Set exercise =>
Copy each line of the entries beneath that contains the word "JSON".

Extracted data =>
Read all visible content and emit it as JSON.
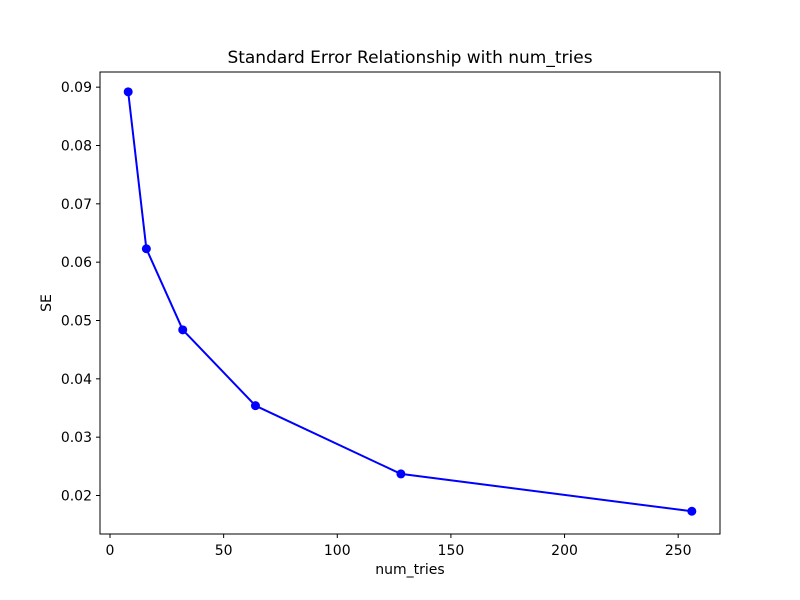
{
  "figure": {
    "background_color": "#ffffff",
    "spine_color": "#000000",
    "text_color": "#000000"
  },
  "chart_data": {
    "type": "line",
    "title": "Standard Error Relationship with num_tries",
    "xlabel": "num_tries",
    "ylabel": "SE",
    "x": [
      8,
      16,
      32,
      64,
      128,
      256
    ],
    "y": [
      0.0892,
      0.0623,
      0.0484,
      0.0354,
      0.0237,
      0.0173
    ],
    "line_color": "#0000ff",
    "marker": "o",
    "marker_color": "#0000ff",
    "xlim": [
      -4.4,
      268.4
    ],
    "ylim": [
      0.0134,
      0.0926
    ],
    "xticks": {
      "values": [
        0,
        50,
        100,
        150,
        200,
        250
      ],
      "labels": [
        "0",
        "50",
        "100",
        "150",
        "200",
        "250"
      ]
    },
    "yticks": {
      "values": [
        0.02,
        0.03,
        0.04,
        0.05,
        0.06,
        0.07,
        0.08,
        0.09
      ],
      "labels": [
        "0.02",
        "0.03",
        "0.04",
        "0.05",
        "0.06",
        "0.07",
        "0.08",
        "0.09"
      ]
    },
    "grid": false,
    "legend_position": "none"
  }
}
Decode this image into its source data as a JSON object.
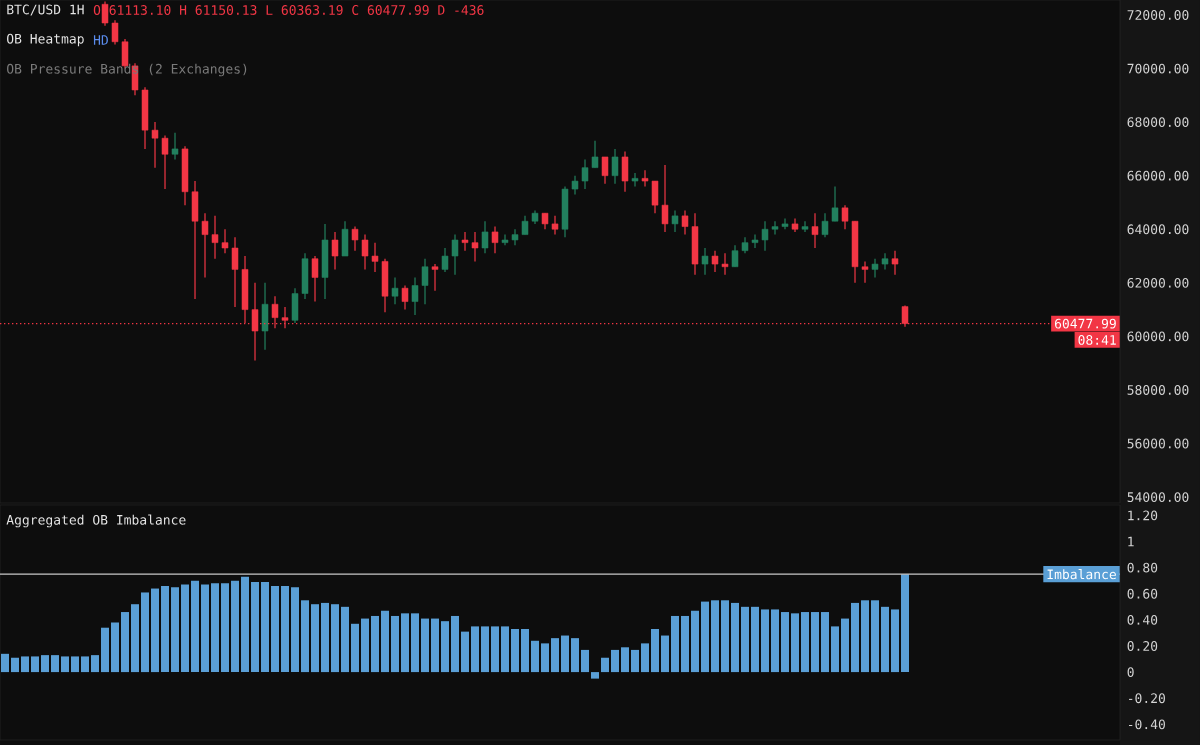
{
  "chart_data": [
    {
      "type": "candlestick",
      "title": "BTC/USD 1H",
      "annotations": [
        "O 61113.10 H 61150.13 L 60363.19 C 60477.99 D -436",
        "OB Heatmap",
        "HD",
        "OB Pressure Bands (2 Exchanges)",
        "08:41"
      ],
      "categories": [
        null,
        null,
        null,
        null,
        null,
        null,
        null,
        null,
        null,
        null,
        null,
        null,
        null,
        null,
        null,
        null,
        null,
        null,
        null,
        null,
        null,
        null,
        null,
        null,
        null,
        null,
        null,
        null,
        null,
        null,
        null,
        null,
        null,
        null,
        null,
        null,
        null,
        null,
        null,
        null,
        null,
        null,
        null,
        null,
        null,
        null,
        null,
        null,
        null,
        null,
        null,
        null,
        null,
        null,
        null,
        null,
        null,
        null,
        null,
        null,
        null,
        null,
        null,
        null,
        null,
        null,
        null,
        null,
        null,
        null,
        null,
        null,
        null,
        null,
        null,
        null,
        null,
        null,
        null,
        null,
        null,
        null,
        null,
        null,
        null,
        null,
        null,
        null,
        null,
        null,
        null,
        null,
        null,
        null,
        null,
        null,
        null,
        null,
        null,
        null,
        null,
        null,
        null,
        null,
        null,
        null,
        null,
        null,
        null,
        null,
        null,
        null
      ],
      "ohlc": [
        null,
        null,
        null,
        null,
        null,
        null,
        null,
        null,
        null,
        null,
        [
          72400,
          72500,
          71600,
          71700
        ],
        [
          71700,
          71800,
          70900,
          71000
        ],
        [
          71000,
          71100,
          70000,
          70100
        ],
        [
          70100,
          70200,
          69000,
          69200
        ],
        [
          69200,
          69300,
          67000,
          67700
        ],
        [
          67700,
          68000,
          66300,
          67400
        ],
        [
          67400,
          67500,
          65500,
          66800
        ],
        [
          66800,
          67600,
          66600,
          67000
        ],
        [
          67000,
          67100,
          64900,
          65400
        ],
        [
          65400,
          65800,
          61400,
          64300
        ],
        [
          64300,
          64600,
          62200,
          63800
        ],
        [
          63800,
          64500,
          62900,
          63500
        ],
        [
          63500,
          64000,
          63100,
          63300
        ],
        [
          63300,
          63700,
          61100,
          62500
        ],
        [
          62500,
          63000,
          60500,
          61000
        ],
        [
          61000,
          62000,
          59100,
          60200
        ],
        [
          60200,
          62000,
          59500,
          61200
        ],
        [
          61200,
          61500,
          60300,
          60700
        ],
        [
          60700,
          61100,
          60300,
          60600
        ],
        [
          60600,
          61800,
          60500,
          61600
        ],
        [
          61600,
          63100,
          61400,
          62900
        ],
        [
          62900,
          63000,
          61300,
          62200
        ],
        [
          62200,
          64200,
          61400,
          63600
        ],
        [
          63600,
          63900,
          62500,
          63000
        ],
        [
          63000,
          64300,
          63000,
          64000
        ],
        [
          64000,
          64100,
          63200,
          63600
        ],
        [
          63600,
          63800,
          62500,
          63000
        ],
        [
          63000,
          63500,
          62400,
          62800
        ],
        [
          62800,
          62900,
          60900,
          61500
        ],
        [
          61500,
          62200,
          61200,
          61800
        ],
        [
          61800,
          61900,
          61000,
          61300
        ],
        [
          61300,
          62200,
          60800,
          61900
        ],
        [
          61900,
          62900,
          61200,
          62600
        ],
        [
          62600,
          62700,
          61700,
          62500
        ],
        [
          62500,
          63300,
          62400,
          63000
        ],
        [
          63000,
          63800,
          62300,
          63600
        ],
        [
          63600,
          63900,
          63200,
          63500
        ],
        [
          63500,
          63900,
          62800,
          63300
        ],
        [
          63300,
          64300,
          63100,
          63900
        ],
        [
          63900,
          64100,
          63100,
          63500
        ],
        [
          63500,
          63800,
          63400,
          63600
        ],
        [
          63600,
          64000,
          63400,
          63800
        ],
        [
          63800,
          64500,
          63800,
          64300
        ],
        [
          64300,
          64700,
          64200,
          64600
        ],
        [
          64600,
          64600,
          64000,
          64200
        ],
        [
          64200,
          64500,
          63800,
          64000
        ],
        [
          64000,
          65600,
          63700,
          65500
        ],
        [
          65500,
          66000,
          65300,
          65800
        ],
        [
          65800,
          66600,
          65500,
          66300
        ],
        [
          66300,
          67300,
          66300,
          66700
        ],
        [
          66700,
          66700,
          65700,
          66000
        ],
        [
          66000,
          67000,
          65700,
          66700
        ],
        [
          66700,
          66900,
          65400,
          65800
        ],
        [
          65800,
          66100,
          65600,
          65900
        ],
        [
          65900,
          66200,
          65600,
          65800
        ],
        [
          65800,
          65800,
          64600,
          64900
        ],
        [
          64900,
          66400,
          63900,
          64200
        ],
        [
          64200,
          64700,
          63900,
          64500
        ],
        [
          64500,
          64700,
          63800,
          64100
        ],
        [
          64100,
          64600,
          62300,
          62700
        ],
        [
          62700,
          63300,
          62300,
          63000
        ],
        [
          63000,
          63200,
          62400,
          62700
        ],
        [
          62700,
          63100,
          62300,
          62600
        ],
        [
          62600,
          63400,
          62600,
          63200
        ],
        [
          63200,
          63700,
          63100,
          63500
        ],
        [
          63500,
          63800,
          63300,
          63600
        ],
        [
          63600,
          64300,
          63200,
          64000
        ],
        [
          64000,
          64300,
          63800,
          64100
        ],
        [
          64100,
          64400,
          64000,
          64200
        ],
        [
          64200,
          64400,
          63900,
          64000
        ],
        [
          64000,
          64300,
          63900,
          64100
        ],
        [
          64100,
          64600,
          63300,
          63800
        ],
        [
          63800,
          64600,
          63700,
          64300
        ],
        [
          64300,
          65600,
          64300,
          64800
        ],
        [
          64800,
          64900,
          64000,
          64300
        ],
        [
          64300,
          64300,
          62000,
          62600
        ],
        [
          62600,
          62800,
          62000,
          62500
        ],
        [
          62500,
          62900,
          62200,
          62700
        ],
        [
          62700,
          63100,
          62500,
          62900
        ],
        [
          62900,
          63200,
          62300,
          62700
        ],
        [
          61113.1,
          61150.13,
          60363.19,
          60477.99
        ],
        null,
        null,
        null,
        null,
        null,
        null,
        null,
        null,
        null,
        null,
        null,
        null,
        null,
        null,
        null,
        null,
        null,
        null,
        null,
        null,
        null
      ],
      "colors": [
        null,
        null,
        null,
        null,
        null,
        null,
        null,
        null,
        null,
        null,
        "#f23645",
        "#f23645",
        "#f23645",
        "#f23645",
        "#f23645",
        "#f23645",
        "#f23645",
        "#22805e",
        "#f23645",
        "#f23645",
        "#f23645",
        "#f23645",
        "#f23645",
        "#f23645",
        "#f23645",
        "#f23645",
        "#22805e",
        "#f23645",
        "#f23645",
        "#22805e",
        "#22805e",
        "#f23645",
        "#22805e",
        "#f23645",
        "#22805e",
        "#f23645",
        "#f23645",
        "#f23645",
        "#f23645",
        "#22805e",
        "#f23645",
        "#22805e",
        "#22805e",
        "#f23645",
        "#22805e",
        "#22805e",
        "#f23645",
        "#f23645",
        "#22805e",
        "#f23645",
        "#22805e",
        "#22805e",
        "#22805e",
        "#22805e",
        "#f23645",
        "#f23645",
        "#22805e",
        "#22805e",
        "#22805e",
        "#22805e",
        "#f23645",
        "#22805e",
        "#f23645",
        "#22805e",
        "#f23645",
        "#f23645",
        "#f23645",
        "#22805e",
        "#f23645",
        "#f23645",
        "#22805e",
        "#f23645",
        "#f23645",
        "#22805e",
        "#22805e",
        "#22805e",
        "#22805e",
        "#22805e",
        "#22805e",
        "#f23645",
        "#22805e",
        "#f23645",
        "#22805e",
        "#22805e",
        "#f23645",
        "#f23645",
        "#f23645",
        "#22805e",
        "#22805e",
        "#f23645",
        "#f23645",
        null,
        null,
        null,
        null,
        null,
        null,
        null,
        null,
        null,
        null,
        null,
        null,
        null,
        null,
        null,
        null,
        null,
        null,
        null,
        null,
        null
      ],
      "ylim": [
        53780,
        72560
      ],
      "yticks": [
        {
          "value": 54000,
          "label": "54000.00"
        },
        {
          "value": 56000,
          "label": "56000.00"
        },
        {
          "value": 58000,
          "label": "58000.00"
        },
        {
          "value": 60000,
          "label": "60000.00"
        },
        {
          "value": 62000,
          "label": "62000.00"
        },
        {
          "value": 64000,
          "label": "64000.00"
        },
        {
          "value": 66000,
          "label": "66000.00"
        },
        {
          "value": 68000,
          "label": "68000.00"
        },
        {
          "value": 70000,
          "label": "70000.00"
        },
        {
          "value": 72000,
          "label": "72000.00"
        }
      ],
      "ref_lines": [
        {
          "axis": "y",
          "value": 60477.99,
          "label": "60477.99",
          "color": "#f23645",
          "line_style": "dotted"
        }
      ]
    },
    {
      "type": "bar",
      "title": "Aggregated OB Imbalance",
      "categories": [
        null,
        null,
        null,
        null,
        null,
        null,
        null,
        null,
        null,
        null,
        null,
        null,
        null,
        null,
        null,
        null,
        null,
        null,
        null,
        null,
        null,
        null,
        null,
        null,
        null,
        null,
        null,
        null,
        null,
        null,
        null,
        null,
        null,
        null,
        null,
        null,
        null,
        null,
        null,
        null,
        null,
        null,
        null,
        null,
        null,
        null,
        null,
        null,
        null,
        null,
        null,
        null,
        null,
        null,
        null,
        null,
        null,
        null,
        null,
        null,
        null,
        null,
        null,
        null,
        null,
        null,
        null,
        null,
        null,
        null,
        null,
        null,
        null,
        null,
        null,
        null,
        null,
        null,
        null,
        null,
        null,
        null,
        null,
        null,
        null,
        null,
        null,
        null,
        null,
        null,
        null,
        null,
        null,
        null,
        null,
        null,
        null,
        null,
        null,
        null,
        null,
        null,
        null,
        null,
        null,
        null,
        null,
        null,
        null,
        null,
        null,
        null
      ],
      "values": [
        0.14,
        0.11,
        0.12,
        0.12,
        0.13,
        0.13,
        0.12,
        0.12,
        0.12,
        0.13,
        0.34,
        0.38,
        0.46,
        0.52,
        0.61,
        0.64,
        0.66,
        0.65,
        0.67,
        0.7,
        0.67,
        0.68,
        0.68,
        0.7,
        0.73,
        0.69,
        0.69,
        0.66,
        0.66,
        0.65,
        0.55,
        0.52,
        0.53,
        0.52,
        0.5,
        0.37,
        0.41,
        0.43,
        0.47,
        0.43,
        0.45,
        0.45,
        0.41,
        0.41,
        0.39,
        0.43,
        0.31,
        0.35,
        0.35,
        0.35,
        0.35,
        0.33,
        0.33,
        0.24,
        0.22,
        0.26,
        0.28,
        0.26,
        0.17,
        -0.05,
        0.11,
        0.17,
        0.19,
        0.17,
        0.22,
        0.33,
        0.28,
        0.43,
        0.43,
        0.47,
        0.54,
        0.55,
        0.55,
        0.53,
        0.5,
        0.5,
        0.48,
        0.48,
        0.46,
        0.45,
        0.46,
        0.46,
        0.46,
        0.35,
        0.41,
        0.53,
        0.55,
        0.55,
        0.5,
        0.48,
        0.75,
        null,
        null,
        null,
        null,
        null,
        null,
        null,
        null,
        null,
        null,
        null,
        null,
        null,
        null,
        null,
        null,
        null,
        null,
        null,
        null,
        null
      ],
      "color": "#5a9fd6",
      "ylim": [
        -0.52,
        1.28
      ],
      "yticks": [
        {
          "value": -0.4,
          "label": "-0.40"
        },
        {
          "value": -0.2,
          "label": "-0.20"
        },
        0,
        {
          "value": 0.2,
          "label": "0.20"
        },
        {
          "value": 0.4,
          "label": "0.40"
        },
        {
          "value": 0.6,
          "label": "0.60"
        },
        {
          "value": 0.8,
          "label": "0.80"
        },
        1,
        {
          "value": 1.2,
          "label": "1.20"
        }
      ],
      "ref_lines": [
        {
          "axis": "y",
          "value": 0.75,
          "label": "Imbalance",
          "color": "#c8c8c8",
          "line_style": "solid"
        }
      ]
    }
  ]
}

Reply =>
Read all visible content and emit it as JSON.
Decode this image into its source data as a JSON object.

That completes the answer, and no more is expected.